▶ _Problem statement_:
Count the lines in the material below that contain the string "elements", and reply with only that number.

Element and region data
▬▬▬

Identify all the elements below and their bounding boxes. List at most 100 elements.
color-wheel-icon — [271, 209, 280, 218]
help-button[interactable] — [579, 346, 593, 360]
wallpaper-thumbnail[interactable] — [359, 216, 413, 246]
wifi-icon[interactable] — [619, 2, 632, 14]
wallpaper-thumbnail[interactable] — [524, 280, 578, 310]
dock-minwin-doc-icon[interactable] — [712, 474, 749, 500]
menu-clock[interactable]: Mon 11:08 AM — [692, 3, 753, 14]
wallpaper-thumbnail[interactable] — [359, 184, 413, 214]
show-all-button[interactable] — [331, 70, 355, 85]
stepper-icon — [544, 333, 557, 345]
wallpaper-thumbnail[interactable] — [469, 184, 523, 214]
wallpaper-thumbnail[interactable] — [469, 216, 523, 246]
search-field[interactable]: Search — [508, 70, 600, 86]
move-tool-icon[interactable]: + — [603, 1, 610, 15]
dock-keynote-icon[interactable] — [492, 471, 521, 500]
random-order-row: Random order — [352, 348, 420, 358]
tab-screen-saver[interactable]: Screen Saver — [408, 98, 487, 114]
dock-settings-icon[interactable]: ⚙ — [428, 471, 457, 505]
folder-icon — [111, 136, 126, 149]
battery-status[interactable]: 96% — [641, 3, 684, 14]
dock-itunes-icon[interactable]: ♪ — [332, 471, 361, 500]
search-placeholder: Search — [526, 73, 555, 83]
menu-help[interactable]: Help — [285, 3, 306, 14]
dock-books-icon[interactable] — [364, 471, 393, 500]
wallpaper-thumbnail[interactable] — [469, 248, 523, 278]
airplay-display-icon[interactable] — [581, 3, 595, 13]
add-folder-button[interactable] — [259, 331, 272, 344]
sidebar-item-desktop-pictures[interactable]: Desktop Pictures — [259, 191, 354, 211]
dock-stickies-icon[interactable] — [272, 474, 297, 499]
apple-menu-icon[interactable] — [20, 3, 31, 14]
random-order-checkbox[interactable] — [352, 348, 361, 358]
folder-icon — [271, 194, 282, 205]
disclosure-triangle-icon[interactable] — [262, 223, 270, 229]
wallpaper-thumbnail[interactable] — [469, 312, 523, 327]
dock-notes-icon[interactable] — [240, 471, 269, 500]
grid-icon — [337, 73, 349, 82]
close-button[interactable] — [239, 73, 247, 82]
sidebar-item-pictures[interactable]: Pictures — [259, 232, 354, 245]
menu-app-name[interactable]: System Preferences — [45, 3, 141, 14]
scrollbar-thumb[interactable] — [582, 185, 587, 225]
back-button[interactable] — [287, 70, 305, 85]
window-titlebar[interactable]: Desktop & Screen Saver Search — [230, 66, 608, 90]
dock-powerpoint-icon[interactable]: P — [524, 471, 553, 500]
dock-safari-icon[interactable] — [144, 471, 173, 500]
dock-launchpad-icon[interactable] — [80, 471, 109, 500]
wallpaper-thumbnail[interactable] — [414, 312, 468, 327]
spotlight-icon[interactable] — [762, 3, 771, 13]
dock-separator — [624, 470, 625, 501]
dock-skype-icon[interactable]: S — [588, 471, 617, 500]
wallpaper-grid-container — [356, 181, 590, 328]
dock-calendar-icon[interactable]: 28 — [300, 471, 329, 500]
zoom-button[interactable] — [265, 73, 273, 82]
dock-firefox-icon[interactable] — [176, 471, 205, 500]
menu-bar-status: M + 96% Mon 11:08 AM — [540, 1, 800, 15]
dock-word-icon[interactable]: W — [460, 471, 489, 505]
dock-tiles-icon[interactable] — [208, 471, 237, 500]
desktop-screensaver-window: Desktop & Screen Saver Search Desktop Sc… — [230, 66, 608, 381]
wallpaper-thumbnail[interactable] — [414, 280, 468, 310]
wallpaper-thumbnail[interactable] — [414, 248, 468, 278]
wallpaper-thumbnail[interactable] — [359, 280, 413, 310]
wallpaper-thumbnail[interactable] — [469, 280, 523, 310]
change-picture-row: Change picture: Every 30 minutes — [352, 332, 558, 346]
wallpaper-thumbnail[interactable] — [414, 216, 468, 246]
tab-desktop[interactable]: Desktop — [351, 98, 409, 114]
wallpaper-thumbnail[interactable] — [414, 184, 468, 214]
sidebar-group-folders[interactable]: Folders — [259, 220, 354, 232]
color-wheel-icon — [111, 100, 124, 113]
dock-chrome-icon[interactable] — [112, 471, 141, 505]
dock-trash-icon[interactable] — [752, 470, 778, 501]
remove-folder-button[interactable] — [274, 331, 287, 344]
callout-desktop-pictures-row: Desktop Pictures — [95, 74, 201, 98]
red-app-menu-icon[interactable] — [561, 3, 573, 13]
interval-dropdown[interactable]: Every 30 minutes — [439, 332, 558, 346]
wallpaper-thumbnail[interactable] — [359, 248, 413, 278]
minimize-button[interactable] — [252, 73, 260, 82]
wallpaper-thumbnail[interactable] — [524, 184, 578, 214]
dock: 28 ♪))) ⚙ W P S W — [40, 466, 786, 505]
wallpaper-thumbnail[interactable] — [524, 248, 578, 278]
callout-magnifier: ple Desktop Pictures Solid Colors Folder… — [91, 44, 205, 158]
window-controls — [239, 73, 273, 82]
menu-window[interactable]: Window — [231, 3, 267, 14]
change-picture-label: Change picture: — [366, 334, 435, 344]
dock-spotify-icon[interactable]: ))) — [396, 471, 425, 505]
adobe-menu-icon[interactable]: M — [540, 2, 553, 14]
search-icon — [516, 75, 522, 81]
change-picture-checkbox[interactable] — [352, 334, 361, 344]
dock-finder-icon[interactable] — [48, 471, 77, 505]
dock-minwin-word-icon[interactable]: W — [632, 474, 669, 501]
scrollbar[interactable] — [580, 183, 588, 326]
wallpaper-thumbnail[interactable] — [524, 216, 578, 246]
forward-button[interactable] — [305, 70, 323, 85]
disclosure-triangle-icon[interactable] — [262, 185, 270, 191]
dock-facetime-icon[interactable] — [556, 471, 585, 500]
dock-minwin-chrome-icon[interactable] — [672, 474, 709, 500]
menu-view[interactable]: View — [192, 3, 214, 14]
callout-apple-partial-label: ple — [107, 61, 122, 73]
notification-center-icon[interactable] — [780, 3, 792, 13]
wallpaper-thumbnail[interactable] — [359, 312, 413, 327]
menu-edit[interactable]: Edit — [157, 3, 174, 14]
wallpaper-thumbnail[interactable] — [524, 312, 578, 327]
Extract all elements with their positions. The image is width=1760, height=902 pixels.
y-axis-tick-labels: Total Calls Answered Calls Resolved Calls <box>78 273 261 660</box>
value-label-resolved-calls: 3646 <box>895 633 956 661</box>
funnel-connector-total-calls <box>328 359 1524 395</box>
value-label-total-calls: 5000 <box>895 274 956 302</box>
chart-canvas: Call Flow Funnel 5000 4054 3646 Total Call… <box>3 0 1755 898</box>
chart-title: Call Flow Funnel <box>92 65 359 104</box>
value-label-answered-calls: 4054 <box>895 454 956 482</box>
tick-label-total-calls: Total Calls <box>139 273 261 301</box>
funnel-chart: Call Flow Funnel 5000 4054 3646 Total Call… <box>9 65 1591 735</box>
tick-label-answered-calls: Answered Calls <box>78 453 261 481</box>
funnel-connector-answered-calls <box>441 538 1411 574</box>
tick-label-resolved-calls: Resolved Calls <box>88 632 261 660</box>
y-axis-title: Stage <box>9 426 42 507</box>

▬▬▬

▶ _The solution_:
2